Identify each line below that contains the word "inch", and copy it out.

%%

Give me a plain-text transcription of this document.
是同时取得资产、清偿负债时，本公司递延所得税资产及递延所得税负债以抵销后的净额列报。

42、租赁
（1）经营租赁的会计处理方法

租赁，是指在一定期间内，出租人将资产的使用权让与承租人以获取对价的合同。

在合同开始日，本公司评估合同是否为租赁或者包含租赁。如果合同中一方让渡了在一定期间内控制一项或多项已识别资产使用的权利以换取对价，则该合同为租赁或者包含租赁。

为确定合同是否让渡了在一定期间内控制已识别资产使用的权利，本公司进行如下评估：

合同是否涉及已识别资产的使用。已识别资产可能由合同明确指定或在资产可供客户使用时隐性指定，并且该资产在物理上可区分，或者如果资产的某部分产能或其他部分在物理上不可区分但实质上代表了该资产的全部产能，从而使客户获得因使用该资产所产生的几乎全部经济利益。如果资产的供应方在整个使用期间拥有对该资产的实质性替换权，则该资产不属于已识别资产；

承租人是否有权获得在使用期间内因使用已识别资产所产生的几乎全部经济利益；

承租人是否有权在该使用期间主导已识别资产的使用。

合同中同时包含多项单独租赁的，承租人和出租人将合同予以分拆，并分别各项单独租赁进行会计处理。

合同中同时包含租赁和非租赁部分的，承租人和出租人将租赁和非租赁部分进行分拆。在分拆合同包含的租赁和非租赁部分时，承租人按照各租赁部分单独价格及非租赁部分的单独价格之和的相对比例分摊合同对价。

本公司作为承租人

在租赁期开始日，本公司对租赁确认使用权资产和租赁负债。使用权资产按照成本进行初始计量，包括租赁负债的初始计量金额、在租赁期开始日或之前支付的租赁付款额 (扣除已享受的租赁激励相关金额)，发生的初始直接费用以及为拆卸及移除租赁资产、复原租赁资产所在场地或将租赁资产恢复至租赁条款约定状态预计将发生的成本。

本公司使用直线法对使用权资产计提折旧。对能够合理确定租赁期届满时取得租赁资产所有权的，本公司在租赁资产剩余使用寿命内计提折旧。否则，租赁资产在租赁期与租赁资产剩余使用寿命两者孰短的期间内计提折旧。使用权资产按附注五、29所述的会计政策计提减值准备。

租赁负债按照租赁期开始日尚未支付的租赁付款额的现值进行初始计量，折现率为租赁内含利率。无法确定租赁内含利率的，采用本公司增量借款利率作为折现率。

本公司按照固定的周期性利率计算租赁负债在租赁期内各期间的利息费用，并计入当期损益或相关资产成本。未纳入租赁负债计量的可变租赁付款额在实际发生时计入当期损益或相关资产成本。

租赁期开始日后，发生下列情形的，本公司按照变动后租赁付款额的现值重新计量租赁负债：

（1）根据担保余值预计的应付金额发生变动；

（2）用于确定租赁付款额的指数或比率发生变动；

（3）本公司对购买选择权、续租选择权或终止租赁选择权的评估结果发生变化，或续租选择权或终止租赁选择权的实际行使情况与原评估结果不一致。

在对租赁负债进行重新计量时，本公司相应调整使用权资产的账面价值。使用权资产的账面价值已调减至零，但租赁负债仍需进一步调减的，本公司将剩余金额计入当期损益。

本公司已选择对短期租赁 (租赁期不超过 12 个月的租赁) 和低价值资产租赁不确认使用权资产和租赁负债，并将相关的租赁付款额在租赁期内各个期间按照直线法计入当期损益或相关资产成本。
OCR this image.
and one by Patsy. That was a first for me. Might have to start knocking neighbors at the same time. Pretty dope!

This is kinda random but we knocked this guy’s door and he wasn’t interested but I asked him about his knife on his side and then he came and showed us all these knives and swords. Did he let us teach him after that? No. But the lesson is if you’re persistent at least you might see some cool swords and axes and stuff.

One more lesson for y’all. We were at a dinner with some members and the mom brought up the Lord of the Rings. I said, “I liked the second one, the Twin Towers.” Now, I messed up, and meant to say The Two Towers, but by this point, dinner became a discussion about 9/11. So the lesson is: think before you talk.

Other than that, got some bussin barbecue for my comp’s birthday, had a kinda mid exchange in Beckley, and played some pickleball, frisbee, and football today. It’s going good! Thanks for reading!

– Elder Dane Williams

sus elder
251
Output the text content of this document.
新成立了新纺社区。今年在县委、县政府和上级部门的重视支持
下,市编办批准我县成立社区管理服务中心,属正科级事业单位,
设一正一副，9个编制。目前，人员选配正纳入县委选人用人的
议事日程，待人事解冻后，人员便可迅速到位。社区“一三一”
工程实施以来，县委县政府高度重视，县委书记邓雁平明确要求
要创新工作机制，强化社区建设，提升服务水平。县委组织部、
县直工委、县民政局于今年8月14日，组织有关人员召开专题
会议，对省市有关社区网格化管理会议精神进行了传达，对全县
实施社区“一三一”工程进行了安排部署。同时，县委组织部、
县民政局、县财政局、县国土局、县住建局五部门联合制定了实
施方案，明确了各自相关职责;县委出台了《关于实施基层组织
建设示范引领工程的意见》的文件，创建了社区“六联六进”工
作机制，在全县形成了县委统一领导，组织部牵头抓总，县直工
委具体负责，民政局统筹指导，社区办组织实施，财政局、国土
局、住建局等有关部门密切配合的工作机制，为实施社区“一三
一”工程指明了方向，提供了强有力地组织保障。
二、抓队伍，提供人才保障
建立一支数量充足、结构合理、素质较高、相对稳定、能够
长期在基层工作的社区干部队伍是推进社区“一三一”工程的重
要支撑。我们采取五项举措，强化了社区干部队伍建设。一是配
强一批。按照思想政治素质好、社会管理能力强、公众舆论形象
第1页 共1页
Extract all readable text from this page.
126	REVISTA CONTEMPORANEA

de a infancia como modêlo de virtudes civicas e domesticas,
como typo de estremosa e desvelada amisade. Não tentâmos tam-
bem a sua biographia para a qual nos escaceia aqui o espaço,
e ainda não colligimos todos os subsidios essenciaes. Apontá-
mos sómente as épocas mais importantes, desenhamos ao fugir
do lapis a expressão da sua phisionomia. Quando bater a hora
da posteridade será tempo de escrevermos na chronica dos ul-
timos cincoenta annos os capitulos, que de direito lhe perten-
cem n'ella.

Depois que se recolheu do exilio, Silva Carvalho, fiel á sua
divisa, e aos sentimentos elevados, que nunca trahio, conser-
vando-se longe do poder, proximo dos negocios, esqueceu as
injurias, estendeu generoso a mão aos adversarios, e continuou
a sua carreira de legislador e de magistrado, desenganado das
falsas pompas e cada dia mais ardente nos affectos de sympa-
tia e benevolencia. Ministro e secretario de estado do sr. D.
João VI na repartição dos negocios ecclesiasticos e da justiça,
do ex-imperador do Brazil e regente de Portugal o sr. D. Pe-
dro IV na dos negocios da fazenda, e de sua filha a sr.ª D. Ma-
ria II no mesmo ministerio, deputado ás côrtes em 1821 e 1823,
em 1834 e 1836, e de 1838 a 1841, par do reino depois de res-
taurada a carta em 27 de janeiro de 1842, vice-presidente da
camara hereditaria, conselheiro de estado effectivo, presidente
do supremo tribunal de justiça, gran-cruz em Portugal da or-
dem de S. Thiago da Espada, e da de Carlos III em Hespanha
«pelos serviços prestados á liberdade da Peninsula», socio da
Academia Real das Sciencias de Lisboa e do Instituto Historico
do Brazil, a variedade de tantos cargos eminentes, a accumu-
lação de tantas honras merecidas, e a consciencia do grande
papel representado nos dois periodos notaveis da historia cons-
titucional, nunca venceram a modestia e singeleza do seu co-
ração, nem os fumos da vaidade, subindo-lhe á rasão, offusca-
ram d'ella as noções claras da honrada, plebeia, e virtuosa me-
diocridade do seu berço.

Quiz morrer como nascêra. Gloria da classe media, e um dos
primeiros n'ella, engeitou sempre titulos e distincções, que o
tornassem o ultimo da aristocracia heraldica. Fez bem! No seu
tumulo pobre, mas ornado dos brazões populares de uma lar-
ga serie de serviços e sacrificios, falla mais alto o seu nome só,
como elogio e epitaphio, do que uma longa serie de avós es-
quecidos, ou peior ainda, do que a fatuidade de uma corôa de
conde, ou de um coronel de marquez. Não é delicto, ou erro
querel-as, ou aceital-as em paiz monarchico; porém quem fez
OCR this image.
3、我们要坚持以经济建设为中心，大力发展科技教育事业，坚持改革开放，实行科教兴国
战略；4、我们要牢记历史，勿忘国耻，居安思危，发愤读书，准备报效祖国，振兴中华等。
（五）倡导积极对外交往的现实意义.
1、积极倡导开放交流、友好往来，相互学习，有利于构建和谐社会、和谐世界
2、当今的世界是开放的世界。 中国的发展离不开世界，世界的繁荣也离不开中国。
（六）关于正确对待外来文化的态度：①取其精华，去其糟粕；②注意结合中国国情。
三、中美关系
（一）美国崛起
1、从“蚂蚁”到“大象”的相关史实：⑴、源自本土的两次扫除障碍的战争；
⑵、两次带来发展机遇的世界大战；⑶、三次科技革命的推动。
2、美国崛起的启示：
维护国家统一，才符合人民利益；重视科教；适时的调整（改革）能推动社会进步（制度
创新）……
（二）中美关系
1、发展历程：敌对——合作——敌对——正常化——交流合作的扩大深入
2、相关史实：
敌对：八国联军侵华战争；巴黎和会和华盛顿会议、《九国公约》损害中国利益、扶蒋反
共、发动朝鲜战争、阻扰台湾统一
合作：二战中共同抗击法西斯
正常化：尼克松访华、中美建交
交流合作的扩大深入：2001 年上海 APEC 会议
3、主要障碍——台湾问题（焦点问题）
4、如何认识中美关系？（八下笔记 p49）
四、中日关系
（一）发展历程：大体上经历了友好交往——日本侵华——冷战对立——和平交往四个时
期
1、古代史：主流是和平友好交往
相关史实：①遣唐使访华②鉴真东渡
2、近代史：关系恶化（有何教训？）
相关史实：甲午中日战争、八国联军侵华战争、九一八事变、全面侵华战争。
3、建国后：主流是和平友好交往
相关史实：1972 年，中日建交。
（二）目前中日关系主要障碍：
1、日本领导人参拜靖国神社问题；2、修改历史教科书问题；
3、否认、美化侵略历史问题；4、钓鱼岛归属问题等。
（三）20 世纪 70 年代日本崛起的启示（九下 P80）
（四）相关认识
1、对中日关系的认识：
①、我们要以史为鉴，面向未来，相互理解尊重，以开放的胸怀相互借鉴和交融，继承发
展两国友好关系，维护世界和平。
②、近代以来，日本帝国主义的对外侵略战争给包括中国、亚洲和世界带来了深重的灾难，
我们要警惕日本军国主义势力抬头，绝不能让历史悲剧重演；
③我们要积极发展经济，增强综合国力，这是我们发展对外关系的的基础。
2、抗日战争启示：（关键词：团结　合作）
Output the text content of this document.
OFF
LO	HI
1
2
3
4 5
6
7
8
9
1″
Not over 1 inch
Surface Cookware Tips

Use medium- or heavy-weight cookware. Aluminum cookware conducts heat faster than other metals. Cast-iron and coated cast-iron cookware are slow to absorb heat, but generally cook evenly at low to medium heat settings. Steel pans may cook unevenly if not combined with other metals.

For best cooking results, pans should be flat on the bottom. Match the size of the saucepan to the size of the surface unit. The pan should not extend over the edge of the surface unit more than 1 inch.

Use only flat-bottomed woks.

%%

* Response to the exercise:
Not over 1 inch
For best cooking results, pans should be flat on the bottom. Match the size of the saucepan to the size of the surface unit. The pan should not extend over the edge of the surface unit more than 1 inch.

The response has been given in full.